Goal →
For every line in the records that has the word "JSON", make a copy.

Information given →
....
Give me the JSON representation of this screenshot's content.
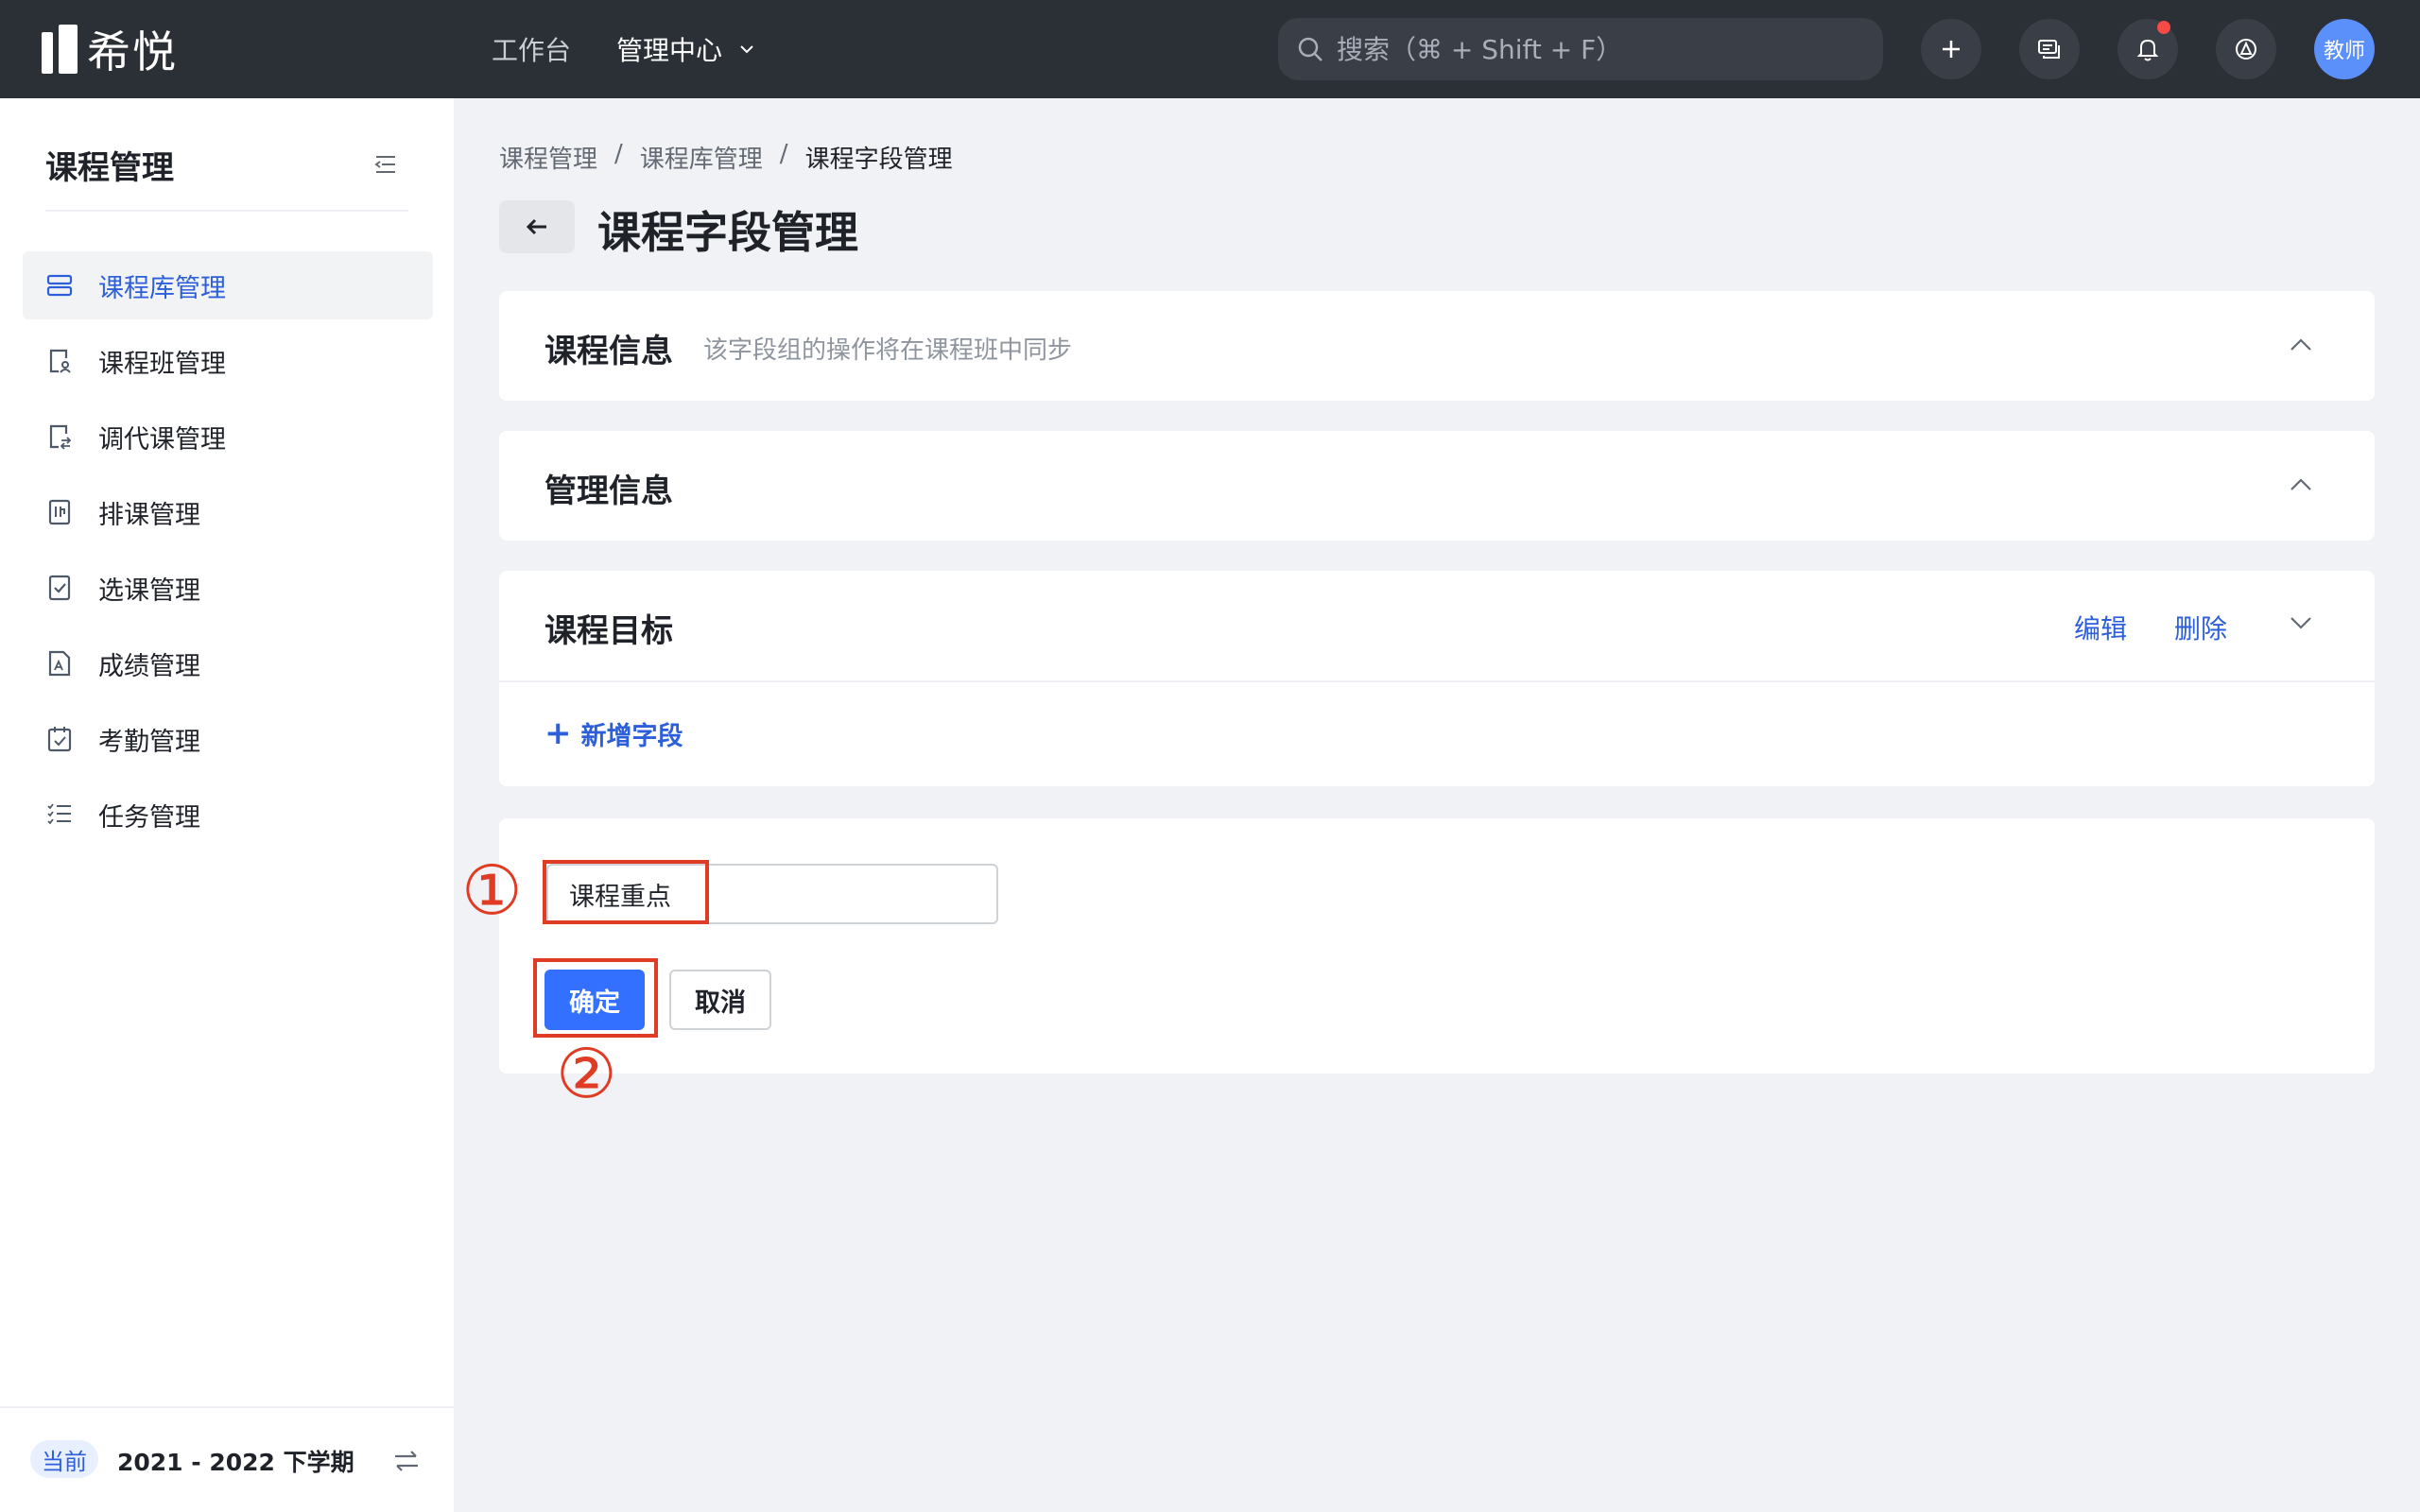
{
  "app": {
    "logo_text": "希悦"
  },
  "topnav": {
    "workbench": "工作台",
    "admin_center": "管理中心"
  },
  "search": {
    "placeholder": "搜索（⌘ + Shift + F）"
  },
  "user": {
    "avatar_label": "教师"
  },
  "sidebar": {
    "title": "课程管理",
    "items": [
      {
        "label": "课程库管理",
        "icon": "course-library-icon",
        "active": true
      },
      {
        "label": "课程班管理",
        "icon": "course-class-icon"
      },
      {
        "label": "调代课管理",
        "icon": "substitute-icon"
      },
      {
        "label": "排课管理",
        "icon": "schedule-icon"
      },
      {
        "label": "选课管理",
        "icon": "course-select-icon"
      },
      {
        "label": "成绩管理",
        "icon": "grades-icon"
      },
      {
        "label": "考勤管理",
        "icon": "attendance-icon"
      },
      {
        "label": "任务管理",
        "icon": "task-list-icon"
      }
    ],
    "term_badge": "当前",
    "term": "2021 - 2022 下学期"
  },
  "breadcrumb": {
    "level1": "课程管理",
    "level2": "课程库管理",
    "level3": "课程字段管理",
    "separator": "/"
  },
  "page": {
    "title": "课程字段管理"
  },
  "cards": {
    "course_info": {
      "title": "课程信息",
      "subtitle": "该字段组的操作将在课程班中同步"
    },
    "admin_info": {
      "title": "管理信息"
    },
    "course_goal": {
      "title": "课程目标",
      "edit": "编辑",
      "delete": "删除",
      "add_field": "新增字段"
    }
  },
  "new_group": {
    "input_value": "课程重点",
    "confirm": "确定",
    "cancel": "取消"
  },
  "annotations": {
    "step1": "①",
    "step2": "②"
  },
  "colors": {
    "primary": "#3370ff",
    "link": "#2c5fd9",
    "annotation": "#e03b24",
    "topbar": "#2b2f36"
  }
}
....
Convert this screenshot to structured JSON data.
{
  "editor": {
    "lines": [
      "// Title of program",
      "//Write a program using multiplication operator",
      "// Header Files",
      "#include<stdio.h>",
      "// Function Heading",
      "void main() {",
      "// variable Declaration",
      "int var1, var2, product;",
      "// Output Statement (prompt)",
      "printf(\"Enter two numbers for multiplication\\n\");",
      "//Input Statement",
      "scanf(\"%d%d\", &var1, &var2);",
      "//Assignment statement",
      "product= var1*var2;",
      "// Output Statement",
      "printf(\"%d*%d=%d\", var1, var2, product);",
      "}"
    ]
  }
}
....
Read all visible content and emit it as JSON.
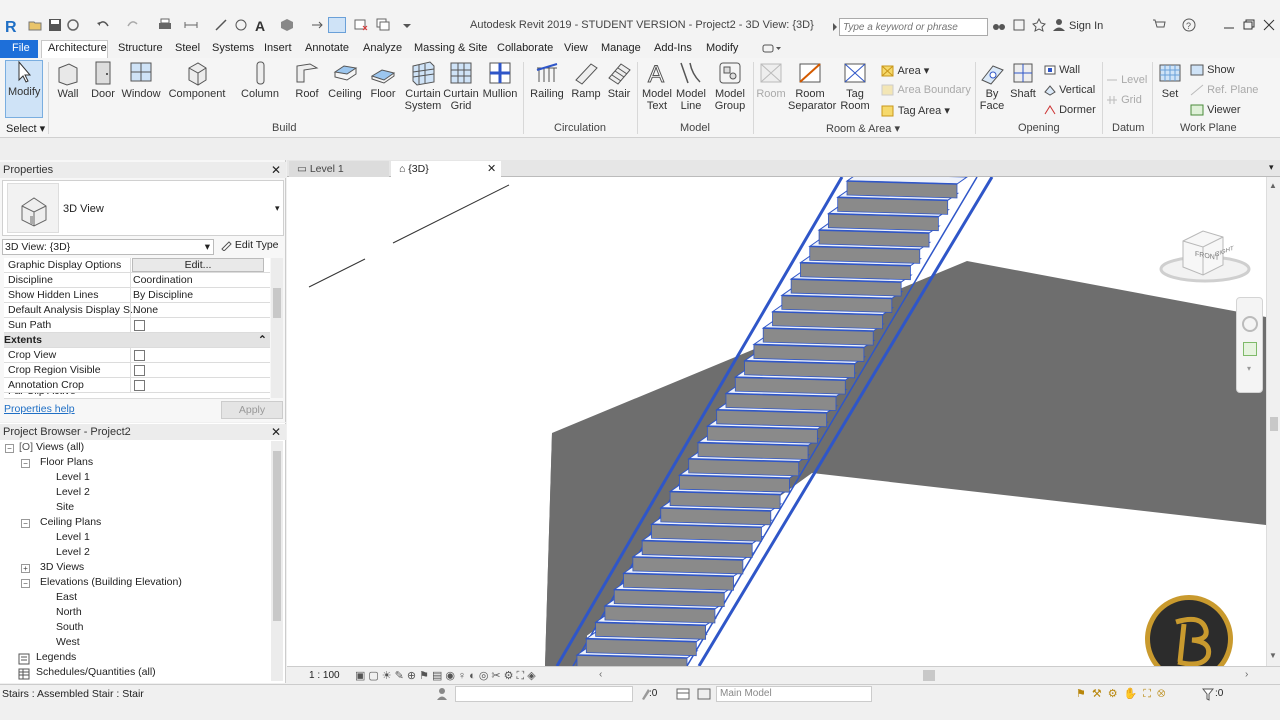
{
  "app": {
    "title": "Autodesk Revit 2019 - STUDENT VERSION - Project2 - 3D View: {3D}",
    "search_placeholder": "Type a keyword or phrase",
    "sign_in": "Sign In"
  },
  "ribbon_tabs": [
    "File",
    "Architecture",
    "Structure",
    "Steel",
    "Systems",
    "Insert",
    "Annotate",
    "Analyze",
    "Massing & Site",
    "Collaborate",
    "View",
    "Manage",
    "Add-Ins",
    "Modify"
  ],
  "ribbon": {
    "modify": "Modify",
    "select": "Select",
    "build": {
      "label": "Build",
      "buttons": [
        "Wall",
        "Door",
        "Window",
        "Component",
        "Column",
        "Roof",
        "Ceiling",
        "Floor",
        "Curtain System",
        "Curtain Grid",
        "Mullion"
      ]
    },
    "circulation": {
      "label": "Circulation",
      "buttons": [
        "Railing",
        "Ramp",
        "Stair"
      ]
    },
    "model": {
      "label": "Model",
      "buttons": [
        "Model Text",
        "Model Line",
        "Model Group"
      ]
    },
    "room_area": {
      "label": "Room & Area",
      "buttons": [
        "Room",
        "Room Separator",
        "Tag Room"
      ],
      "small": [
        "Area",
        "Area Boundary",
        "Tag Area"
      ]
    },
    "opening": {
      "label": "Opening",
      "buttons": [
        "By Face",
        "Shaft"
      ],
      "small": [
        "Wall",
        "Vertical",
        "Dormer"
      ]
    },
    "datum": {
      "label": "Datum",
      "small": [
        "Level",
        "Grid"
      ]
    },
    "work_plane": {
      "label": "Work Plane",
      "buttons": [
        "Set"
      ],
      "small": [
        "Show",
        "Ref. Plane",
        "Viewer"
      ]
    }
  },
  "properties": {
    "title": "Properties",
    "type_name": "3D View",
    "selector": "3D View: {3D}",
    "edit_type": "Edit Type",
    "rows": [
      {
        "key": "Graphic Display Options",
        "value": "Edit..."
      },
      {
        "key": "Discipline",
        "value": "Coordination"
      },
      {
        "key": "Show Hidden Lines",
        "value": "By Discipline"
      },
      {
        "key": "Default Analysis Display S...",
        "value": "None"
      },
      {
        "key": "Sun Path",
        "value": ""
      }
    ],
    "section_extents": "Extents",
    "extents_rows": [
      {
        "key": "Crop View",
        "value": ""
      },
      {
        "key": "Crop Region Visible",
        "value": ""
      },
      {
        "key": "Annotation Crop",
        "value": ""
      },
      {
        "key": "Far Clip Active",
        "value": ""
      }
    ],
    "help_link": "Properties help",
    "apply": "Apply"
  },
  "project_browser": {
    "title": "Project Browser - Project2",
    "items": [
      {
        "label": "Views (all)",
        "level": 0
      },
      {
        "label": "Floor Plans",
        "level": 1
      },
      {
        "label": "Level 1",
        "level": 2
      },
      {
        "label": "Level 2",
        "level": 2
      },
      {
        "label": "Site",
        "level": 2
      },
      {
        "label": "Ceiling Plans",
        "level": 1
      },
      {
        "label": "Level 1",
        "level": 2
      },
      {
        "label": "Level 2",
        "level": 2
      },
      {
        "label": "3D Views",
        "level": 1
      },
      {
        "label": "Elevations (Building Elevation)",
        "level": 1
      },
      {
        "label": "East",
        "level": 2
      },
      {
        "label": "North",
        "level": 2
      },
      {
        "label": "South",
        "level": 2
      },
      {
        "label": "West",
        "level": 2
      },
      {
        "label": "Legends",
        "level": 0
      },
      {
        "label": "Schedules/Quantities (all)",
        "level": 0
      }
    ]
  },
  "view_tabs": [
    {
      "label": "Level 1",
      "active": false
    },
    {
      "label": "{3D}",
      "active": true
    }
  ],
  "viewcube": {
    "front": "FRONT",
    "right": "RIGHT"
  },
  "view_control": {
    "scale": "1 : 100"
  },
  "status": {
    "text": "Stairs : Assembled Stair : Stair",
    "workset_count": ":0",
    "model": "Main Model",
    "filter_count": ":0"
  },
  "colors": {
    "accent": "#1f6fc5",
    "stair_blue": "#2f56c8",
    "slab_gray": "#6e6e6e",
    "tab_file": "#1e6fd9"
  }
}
....
Exercise result →
Give me the JSON representation of this screenshot's content.
Convert this screenshot to structured JSON data.
Read all visible content and emit it as JSON.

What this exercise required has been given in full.